-- WORK REQUIRED --
Check each line of the records below and collect those that include the word "this".

-- RAW DATA --

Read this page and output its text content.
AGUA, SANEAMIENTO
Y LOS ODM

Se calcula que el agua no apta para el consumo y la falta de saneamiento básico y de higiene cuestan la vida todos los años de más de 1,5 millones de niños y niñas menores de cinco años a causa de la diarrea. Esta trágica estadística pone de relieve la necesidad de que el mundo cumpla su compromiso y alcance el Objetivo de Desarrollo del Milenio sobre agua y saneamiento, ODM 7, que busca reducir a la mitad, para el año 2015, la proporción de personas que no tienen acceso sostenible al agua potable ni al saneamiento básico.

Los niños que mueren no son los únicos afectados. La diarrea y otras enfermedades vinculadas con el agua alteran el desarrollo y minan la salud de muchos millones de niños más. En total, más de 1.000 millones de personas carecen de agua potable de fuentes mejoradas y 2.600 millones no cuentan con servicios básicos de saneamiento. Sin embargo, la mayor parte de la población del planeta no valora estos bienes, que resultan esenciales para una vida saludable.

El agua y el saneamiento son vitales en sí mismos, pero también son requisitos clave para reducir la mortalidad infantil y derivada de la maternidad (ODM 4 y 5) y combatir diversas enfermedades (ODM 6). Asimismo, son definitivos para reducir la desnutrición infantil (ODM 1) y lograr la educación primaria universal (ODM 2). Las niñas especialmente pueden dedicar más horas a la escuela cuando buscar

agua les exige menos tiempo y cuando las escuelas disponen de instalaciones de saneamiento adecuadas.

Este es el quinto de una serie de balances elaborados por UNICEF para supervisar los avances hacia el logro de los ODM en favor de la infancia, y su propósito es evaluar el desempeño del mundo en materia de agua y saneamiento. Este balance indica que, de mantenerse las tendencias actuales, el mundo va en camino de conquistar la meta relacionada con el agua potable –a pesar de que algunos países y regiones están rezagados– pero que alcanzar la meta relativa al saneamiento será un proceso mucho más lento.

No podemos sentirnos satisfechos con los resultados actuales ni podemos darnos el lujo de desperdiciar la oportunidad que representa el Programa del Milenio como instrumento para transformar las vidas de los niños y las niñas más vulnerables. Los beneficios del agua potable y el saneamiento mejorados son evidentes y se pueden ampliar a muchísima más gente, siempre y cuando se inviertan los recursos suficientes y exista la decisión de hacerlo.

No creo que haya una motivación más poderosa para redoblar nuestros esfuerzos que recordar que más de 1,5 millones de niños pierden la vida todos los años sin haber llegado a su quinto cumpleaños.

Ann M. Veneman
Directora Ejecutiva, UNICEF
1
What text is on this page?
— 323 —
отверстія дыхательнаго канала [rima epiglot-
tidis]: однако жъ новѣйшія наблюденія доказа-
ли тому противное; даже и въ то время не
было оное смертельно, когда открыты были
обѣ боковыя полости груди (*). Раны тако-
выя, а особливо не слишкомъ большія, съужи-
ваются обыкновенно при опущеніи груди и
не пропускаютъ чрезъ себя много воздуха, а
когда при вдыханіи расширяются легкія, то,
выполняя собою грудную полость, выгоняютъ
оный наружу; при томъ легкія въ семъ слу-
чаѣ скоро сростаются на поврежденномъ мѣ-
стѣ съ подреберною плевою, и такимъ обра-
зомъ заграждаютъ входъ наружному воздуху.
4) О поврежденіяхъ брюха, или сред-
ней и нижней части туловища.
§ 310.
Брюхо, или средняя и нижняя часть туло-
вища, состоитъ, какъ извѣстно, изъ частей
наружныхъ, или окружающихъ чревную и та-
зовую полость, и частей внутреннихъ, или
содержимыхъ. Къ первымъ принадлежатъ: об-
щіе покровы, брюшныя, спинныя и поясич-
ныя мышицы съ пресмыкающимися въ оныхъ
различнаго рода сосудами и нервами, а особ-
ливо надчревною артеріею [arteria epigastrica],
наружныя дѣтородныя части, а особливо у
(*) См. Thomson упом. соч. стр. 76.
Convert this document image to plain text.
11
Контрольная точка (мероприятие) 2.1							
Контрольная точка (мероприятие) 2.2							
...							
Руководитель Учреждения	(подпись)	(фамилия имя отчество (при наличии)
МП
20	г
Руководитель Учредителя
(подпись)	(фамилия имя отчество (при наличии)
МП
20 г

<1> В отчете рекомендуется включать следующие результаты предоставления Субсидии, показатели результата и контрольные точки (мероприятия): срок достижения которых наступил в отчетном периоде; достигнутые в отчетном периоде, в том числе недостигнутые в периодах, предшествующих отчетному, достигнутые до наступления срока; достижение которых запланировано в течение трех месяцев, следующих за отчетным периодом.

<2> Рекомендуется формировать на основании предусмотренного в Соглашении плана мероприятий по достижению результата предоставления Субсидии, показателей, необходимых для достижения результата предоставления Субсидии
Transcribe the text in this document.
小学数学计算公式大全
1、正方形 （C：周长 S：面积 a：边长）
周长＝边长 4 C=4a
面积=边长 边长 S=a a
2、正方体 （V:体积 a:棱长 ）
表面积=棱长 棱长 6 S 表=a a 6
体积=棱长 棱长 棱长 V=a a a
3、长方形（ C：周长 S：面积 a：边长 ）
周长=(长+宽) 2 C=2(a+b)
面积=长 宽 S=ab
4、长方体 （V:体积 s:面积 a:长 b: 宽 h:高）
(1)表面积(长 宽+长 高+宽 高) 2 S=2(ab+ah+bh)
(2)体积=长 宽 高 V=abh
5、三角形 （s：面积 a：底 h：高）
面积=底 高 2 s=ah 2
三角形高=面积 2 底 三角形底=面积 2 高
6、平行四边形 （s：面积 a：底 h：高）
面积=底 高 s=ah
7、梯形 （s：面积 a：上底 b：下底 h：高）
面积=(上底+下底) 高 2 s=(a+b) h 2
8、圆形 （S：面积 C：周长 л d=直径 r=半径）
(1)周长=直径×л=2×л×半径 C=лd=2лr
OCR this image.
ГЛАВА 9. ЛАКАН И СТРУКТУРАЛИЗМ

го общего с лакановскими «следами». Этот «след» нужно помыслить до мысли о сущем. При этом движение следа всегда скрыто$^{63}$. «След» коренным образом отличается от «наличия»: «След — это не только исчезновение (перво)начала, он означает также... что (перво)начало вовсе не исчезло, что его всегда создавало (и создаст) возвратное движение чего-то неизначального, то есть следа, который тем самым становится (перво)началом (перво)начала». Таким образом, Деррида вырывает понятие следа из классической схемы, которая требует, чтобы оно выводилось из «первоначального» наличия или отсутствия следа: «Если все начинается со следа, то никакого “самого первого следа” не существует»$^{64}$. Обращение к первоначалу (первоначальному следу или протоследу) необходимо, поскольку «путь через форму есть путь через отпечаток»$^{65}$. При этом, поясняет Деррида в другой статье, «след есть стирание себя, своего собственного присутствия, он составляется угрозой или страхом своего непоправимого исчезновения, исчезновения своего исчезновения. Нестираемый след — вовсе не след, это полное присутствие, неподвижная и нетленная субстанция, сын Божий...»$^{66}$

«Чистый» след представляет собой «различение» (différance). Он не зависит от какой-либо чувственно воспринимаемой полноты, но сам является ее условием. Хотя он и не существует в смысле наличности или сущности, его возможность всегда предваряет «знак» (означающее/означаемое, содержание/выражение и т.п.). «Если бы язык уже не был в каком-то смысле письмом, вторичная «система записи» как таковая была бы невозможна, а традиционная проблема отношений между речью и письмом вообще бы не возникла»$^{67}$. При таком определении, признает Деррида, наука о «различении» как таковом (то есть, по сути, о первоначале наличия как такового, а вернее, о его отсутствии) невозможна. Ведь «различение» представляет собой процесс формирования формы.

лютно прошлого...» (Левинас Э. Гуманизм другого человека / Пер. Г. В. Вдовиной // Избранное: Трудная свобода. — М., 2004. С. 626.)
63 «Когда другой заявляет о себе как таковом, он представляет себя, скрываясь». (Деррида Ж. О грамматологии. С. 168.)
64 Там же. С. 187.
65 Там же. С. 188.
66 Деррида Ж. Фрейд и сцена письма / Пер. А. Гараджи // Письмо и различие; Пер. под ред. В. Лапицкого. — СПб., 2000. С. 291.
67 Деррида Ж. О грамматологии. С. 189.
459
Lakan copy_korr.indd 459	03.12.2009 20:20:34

-- TASK RESULT --
Read this page and output its text content.
What text is on this page?
Convert this document image to plain text.
Transcribe the text in this document.
OCR this image.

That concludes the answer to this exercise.